- Bagian Teks
Krisis lingkungan perlu dicegah, itu pun yang dilakukan Walhi Bali ketika menemukan potensi masalah yang dapat terjadi ketika pembangunan Jalan Tol Gilimanuk-Mengwi dicanangkan hingga diimplementasikan. “Kami melihat bahwa jalan ini [tol] memiliki dampak buruk bagi lahan pertanian dimana lahan yang sebenarnya digunakan sebagai tata kelola air,” ungkap Bokis dari Walhi Bali.

 

 

IMG 6548 2

Bokis memaparkan temuan Walhi Bali tentang dampak lingkungan yang diakbiatkan dari pembangunan jalan tol Gilimanuk-Mengwi (Foto: Gusti Diah)

 

 

Berdasarkan penelitian yang dilakukan Walhi Bali dan peneliti lainnya, berdasarkan dokumen dari Kementerian Lingkungan Hidup dan Kehutanan (KLHK), bahwa Jembrana dan Tabanan memiliki peran besar dalam pelestarian alam. Namun ketika pembangunan tol dilakukan akan mengancam fungsi alami dua daerah tersebut. Kemudian proyek ini akan mengancam lahan subak, sehingga mengancam kedaulatan pangan di Bali. Selain itu, Walhi melihat adanya kejanggalan, seperti pembangunan yang dikebut di masa pandemi serta tidak adanya narasi yang jelas terkait alasan dibangunnya jalan tol.

 

 

Disamping masalah dan kejanggalangan yang ada, pembangunan jalan tol juga memiliki solusi yaitu peningkatan ekonomi. Narasi ini yang banyak digunakan investor maupun pemerintah. Namun itu justru menjadi celah yang curam. “Pembangunan tol biasanya dihubungkan dengan konektivitas untuk peningkatan ekonomi. Namun ini hanya menghubungkan kota-kota besar. Meningkatkan perekonomian kota-kota besar, dan mengancam ekonomi lokal dan lokalitas yang ada,” ungkap Gustu, peserta yang menghadiri diskusi.

 

 

Diskusi kali ini meneropong lebih dalam tentang dampak yang diakibatkan dari pembangunan infrastruktur. Bahkan seperti laporan Walhi Bali, pembangunan tol akan mengancam fungsi alami sebagai pelestarian alam dan penyerapan air di wilayah Jembrana dan Tabanan. Fungsi ini benar adanya dan saat ini semakin terancam akibat pembangunan yang tidak berorientasi lingkungan. Kondisi tersebut tercermin dari film dokumenter berjudul Lokawana: The Forest and the Hustle of Man.

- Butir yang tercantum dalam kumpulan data
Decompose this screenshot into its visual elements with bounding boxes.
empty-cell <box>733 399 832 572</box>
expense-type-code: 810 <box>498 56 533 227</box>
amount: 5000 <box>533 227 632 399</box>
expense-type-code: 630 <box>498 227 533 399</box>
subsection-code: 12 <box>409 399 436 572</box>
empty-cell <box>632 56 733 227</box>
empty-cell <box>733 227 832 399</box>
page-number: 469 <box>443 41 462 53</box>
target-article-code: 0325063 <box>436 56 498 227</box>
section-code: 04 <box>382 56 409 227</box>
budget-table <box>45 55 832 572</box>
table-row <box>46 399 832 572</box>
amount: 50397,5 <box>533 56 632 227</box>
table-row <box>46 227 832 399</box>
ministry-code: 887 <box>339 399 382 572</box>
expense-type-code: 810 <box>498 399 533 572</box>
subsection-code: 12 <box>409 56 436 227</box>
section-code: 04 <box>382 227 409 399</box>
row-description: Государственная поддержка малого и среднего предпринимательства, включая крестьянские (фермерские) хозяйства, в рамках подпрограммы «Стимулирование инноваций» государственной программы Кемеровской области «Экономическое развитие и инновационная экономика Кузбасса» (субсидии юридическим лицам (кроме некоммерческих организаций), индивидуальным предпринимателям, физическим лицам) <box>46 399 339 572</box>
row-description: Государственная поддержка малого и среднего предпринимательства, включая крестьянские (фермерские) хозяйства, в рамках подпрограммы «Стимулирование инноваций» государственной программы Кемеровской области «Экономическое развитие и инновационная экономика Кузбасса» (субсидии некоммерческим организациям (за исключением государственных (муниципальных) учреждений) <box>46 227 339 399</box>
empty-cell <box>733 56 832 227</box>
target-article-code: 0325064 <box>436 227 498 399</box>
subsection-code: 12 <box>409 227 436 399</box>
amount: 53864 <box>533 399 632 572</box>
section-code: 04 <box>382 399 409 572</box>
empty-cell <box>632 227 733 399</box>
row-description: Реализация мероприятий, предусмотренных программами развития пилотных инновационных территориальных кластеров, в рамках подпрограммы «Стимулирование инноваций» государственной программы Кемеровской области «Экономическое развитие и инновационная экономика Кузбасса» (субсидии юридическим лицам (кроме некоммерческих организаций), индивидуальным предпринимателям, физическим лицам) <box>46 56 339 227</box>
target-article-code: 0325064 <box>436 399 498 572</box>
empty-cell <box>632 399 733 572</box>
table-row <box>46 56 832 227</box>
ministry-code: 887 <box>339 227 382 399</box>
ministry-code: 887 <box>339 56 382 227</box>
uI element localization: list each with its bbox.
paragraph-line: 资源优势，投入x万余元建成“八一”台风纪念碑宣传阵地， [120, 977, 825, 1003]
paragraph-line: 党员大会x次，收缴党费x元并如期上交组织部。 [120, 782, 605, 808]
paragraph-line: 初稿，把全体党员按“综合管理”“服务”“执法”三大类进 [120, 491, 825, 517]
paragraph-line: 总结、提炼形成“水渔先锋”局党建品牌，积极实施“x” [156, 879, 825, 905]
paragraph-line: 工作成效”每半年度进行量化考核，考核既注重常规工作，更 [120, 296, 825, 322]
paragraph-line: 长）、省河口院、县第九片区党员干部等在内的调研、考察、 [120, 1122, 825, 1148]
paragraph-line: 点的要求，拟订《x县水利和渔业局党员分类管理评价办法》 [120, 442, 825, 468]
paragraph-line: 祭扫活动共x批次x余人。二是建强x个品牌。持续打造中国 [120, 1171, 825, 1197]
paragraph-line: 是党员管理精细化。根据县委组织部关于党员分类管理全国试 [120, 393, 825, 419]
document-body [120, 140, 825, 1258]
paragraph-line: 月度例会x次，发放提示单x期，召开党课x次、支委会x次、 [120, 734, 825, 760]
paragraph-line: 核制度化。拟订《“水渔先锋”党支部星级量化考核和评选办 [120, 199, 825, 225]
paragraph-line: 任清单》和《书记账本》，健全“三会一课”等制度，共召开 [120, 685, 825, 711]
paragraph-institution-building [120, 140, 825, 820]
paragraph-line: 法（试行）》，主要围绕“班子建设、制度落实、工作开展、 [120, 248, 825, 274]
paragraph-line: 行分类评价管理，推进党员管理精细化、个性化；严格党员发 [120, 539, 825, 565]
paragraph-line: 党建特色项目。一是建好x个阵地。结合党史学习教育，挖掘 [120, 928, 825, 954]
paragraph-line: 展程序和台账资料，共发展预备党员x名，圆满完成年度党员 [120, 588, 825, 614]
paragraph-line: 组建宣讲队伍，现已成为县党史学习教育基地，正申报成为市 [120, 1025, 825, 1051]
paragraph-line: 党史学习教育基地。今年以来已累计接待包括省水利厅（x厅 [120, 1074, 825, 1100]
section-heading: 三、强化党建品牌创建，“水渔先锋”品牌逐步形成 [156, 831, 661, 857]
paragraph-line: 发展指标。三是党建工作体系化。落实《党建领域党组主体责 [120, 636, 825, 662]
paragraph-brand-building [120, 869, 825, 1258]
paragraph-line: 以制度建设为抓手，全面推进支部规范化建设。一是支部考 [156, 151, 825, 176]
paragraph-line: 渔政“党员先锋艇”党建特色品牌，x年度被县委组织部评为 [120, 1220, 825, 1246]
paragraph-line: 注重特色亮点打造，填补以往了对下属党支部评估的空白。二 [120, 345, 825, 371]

- Yang Dikerjakan
Tolong lanjutkan teks tentang dampak pembangunan Jalan Tol Gilimanuk-Mengwi, dimulai setelah kalimat terakhirnya yang menyebut film dokumenter Lokawana: The Forest and the Hustle of Man.

- Hasil Tugas
Lokawana: Refleksi Krisis Lingkungan di Bali

 

Film Lokawana mengambil tempat di Desa Yehembang Kauh, Jembrana, salah satu hutan yang masih tersisa di Bali dan sangat terancam. Tepatnya Hutan Bali Barat yang telah mengalami beberapa kali perambahan hutan. Fenomena ini erat kaitannya dengan Ngawen yang masyarakat lokal kenal sebagai aktivitas merambah hutan untuk membuka lahan, sebagian besar untuk pertanian. Namun ada dilema yang muncul ketika aktivitas ini dilakukan, di satu sisi mereka menyadari pentingnya menjaga hutan untuk keberlangsungan alam dan hidup mereka. Tapi di sisi lain, mereka perlu memenuhi kebutuhan sehari-hari. “Kita tidak bisa membiarkan penebangan hutan, tapi tidak serta merta melempar semua tuduhan ke masyarakat,” ungkap Wayan Martino, sutradara film Lokawana.

 

 

IMG 6578 2

Pemutaran film Lokawana (Foto: Gusti Diah)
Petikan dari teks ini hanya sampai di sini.